* _Information supplied_
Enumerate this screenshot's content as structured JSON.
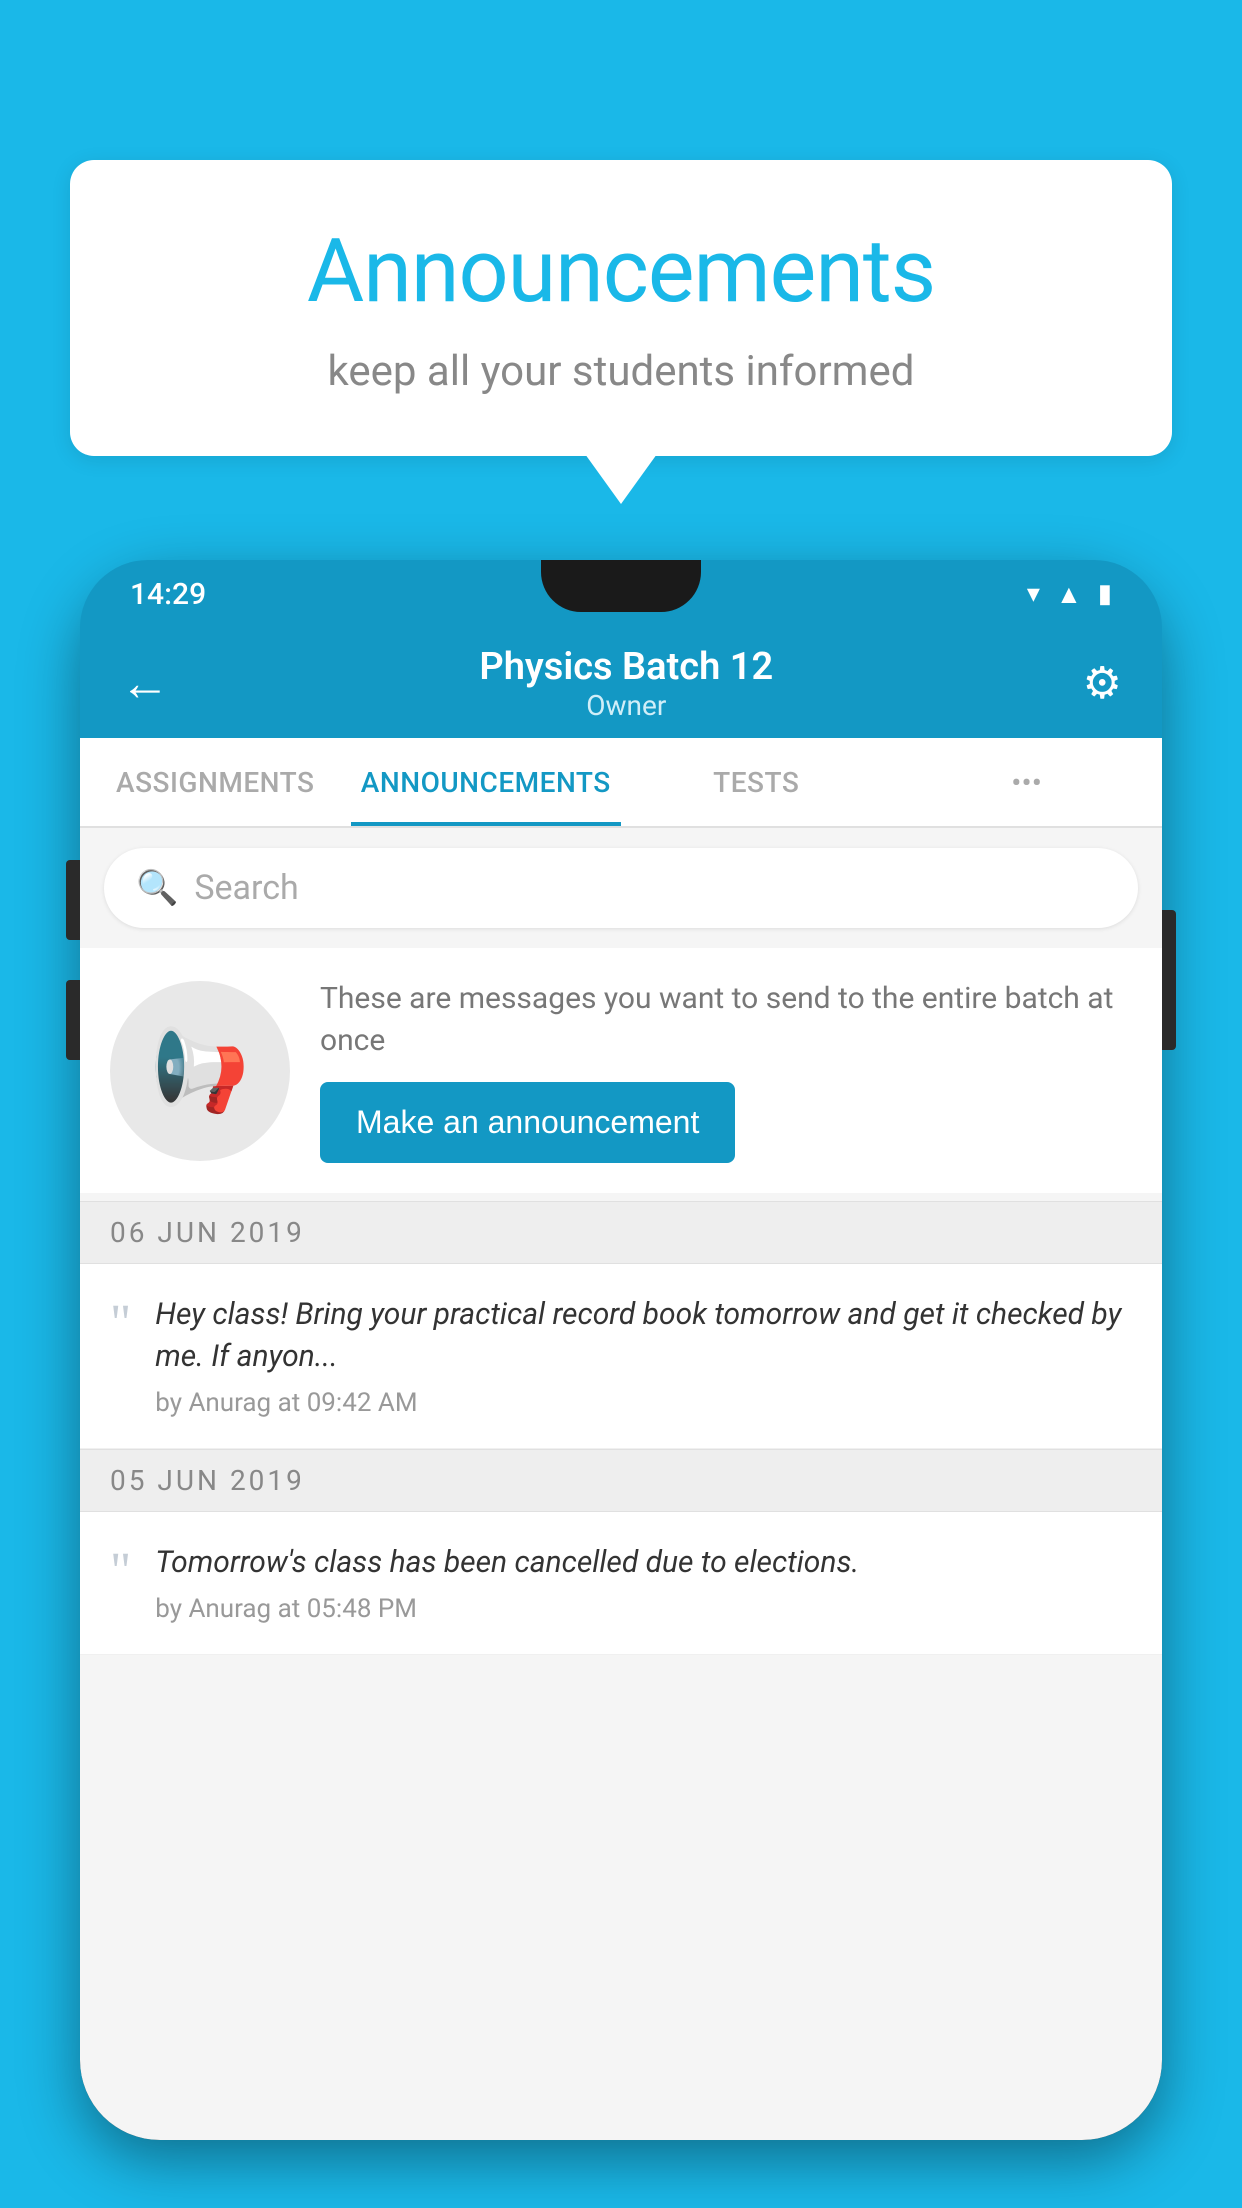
{
  "background_color": "#1ab8e8",
  "speech_bubble": {
    "title": "Announcements",
    "subtitle": "keep all your students informed"
  },
  "phone": {
    "status_bar": {
      "time": "14:29",
      "icons": [
        "wifi",
        "signal",
        "battery"
      ]
    },
    "app_bar": {
      "back_label": "←",
      "title": "Physics Batch 12",
      "subtitle": "Owner",
      "settings_label": "⚙"
    },
    "tabs": [
      {
        "label": "ASSIGNMENTS",
        "active": false
      },
      {
        "label": "ANNOUNCEMENTS",
        "active": true
      },
      {
        "label": "TESTS",
        "active": false
      },
      {
        "label": "•••",
        "active": false
      }
    ],
    "search": {
      "placeholder": "Search"
    },
    "cta_card": {
      "description": "These are messages you want to send to the entire batch at once",
      "button_label": "Make an announcement"
    },
    "announcements": [
      {
        "date": "06  JUN  2019",
        "text": "Hey class! Bring your practical record book tomorrow and get it checked by me. If anyon...",
        "meta": "by Anurag at 09:42 AM"
      },
      {
        "date": "05  JUN  2019",
        "text": "Tomorrow's class has been cancelled due to elections.",
        "meta": "by Anurag at 05:48 PM"
      }
    ]
  }
}
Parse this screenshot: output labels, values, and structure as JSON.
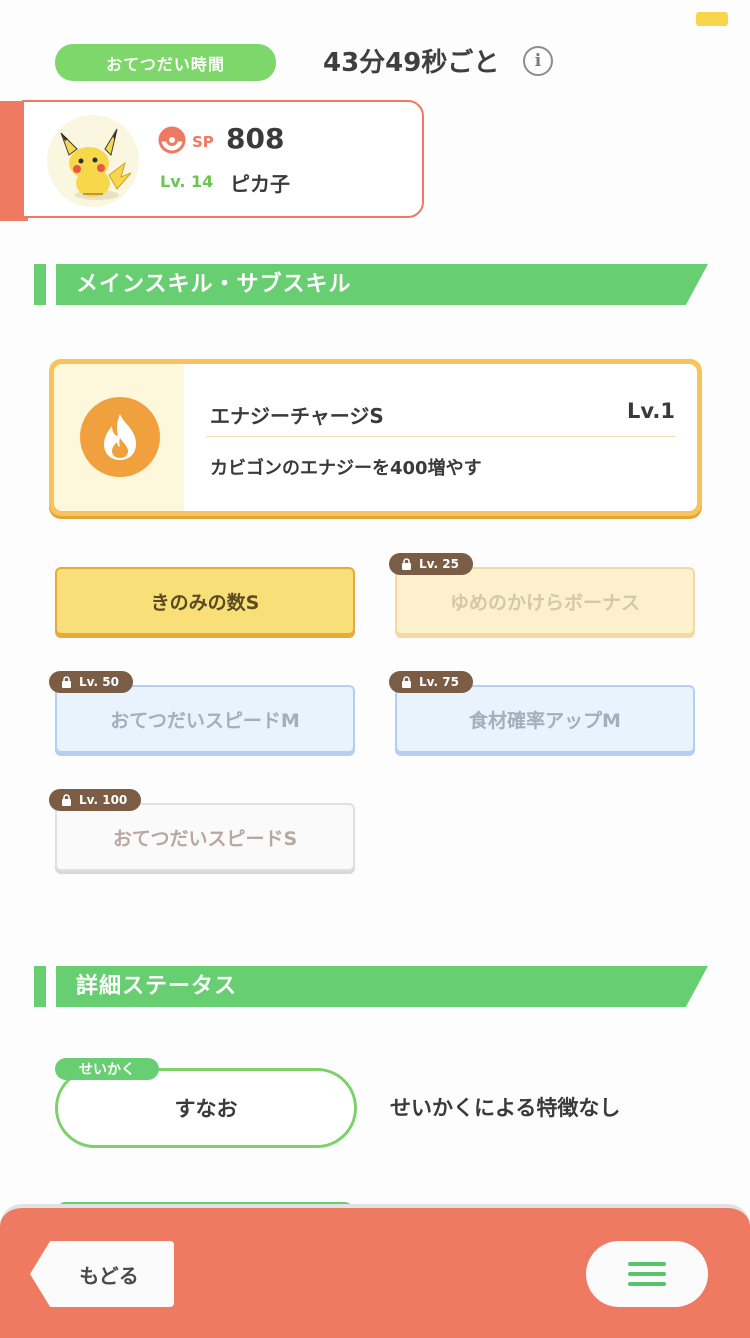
{
  "help": {
    "label": "おてつだい時間",
    "time": "43分49秒ごと",
    "info_glyph": "i"
  },
  "pokemon": {
    "sp_label": "SP",
    "sp_value": "808",
    "level": "Lv. 14",
    "name": "ピカ子",
    "accent_color": "#ef7a62"
  },
  "sections": {
    "skills_title": "メインスキル・サブスキル",
    "status_title": "詳細ステータス"
  },
  "main_skill": {
    "name": "エナジーチャージS",
    "level": "Lv.1",
    "description": "カビゴンのエナジーを400増やす",
    "icon": "flame-icon",
    "color": "#f1a03e"
  },
  "sub_skills": [
    {
      "label": "きのみの数S",
      "lock": ""
    },
    {
      "label": "ゆめのかけらボーナス",
      "lock": "Lv. 25"
    },
    {
      "label": "おてつだいスピードM",
      "lock": "Lv. 50"
    },
    {
      "label": "食材確率アップM",
      "lock": "Lv. 75"
    },
    {
      "label": "おてつだいスピードS",
      "lock": "Lv. 100"
    }
  ],
  "nature": {
    "tag": "せいかく",
    "value": "すなお",
    "description": "せいかくによる特徴なし"
  },
  "footer": {
    "back_label": "もどる",
    "menu_icon": "hamburger-menu-icon"
  },
  "colors": {
    "green": "#67cf71",
    "gold": "#f8df77",
    "brown": "#7a5d44"
  }
}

* _Written problem_
Locate "Parse this screenshot: output" in the entries above. Copy, exactly and only, the lines from that line to the end, leaving out the pictures.

* _Complete response_
Parse this screenshot: output labels, values, and structure as JSON.
{
  "help": {
    "label": "おてつだい時間",
    "time": "43分49秒ごと",
    "info_glyph": "i"
  },
  "pokemon": {
    "sp_label": "SP",
    "sp_value": "808",
    "level": "Lv. 14",
    "name": "ピカ子",
    "accent_color": "#ef7a62"
  },
  "sections": {
    "skills_title": "メインスキル・サブスキル",
    "status_title": "詳細ステータス"
  },
  "main_skill": {
    "name": "エナジーチャージS",
    "level": "Lv.1",
    "description": "カビゴンのエナジーを400増やす",
    "icon": "flame-icon",
    "color": "#f1a03e"
  },
  "sub_skills": [
    {
      "label": "きのみの数S",
      "lock": ""
    },
    {
      "label": "ゆめのかけらボーナス",
      "lock": "Lv. 25"
    },
    {
      "label": "おてつだいスピードM",
      "lock": "Lv. 50"
    },
    {
      "label": "食材確率アップM",
      "lock": "Lv. 75"
    },
    {
      "label": "おてつだいスピードS",
      "lock": "Lv. 100"
    }
  ],
  "nature": {
    "tag": "せいかく",
    "value": "すなお",
    "description": "せいかくによる特徴なし"
  },
  "footer": {
    "back_label": "もどる",
    "menu_icon": "hamburger-menu-icon"
  },
  "colors": {
    "green": "#67cf71",
    "gold": "#f8df77",
    "brown": "#7a5d44"
  }
}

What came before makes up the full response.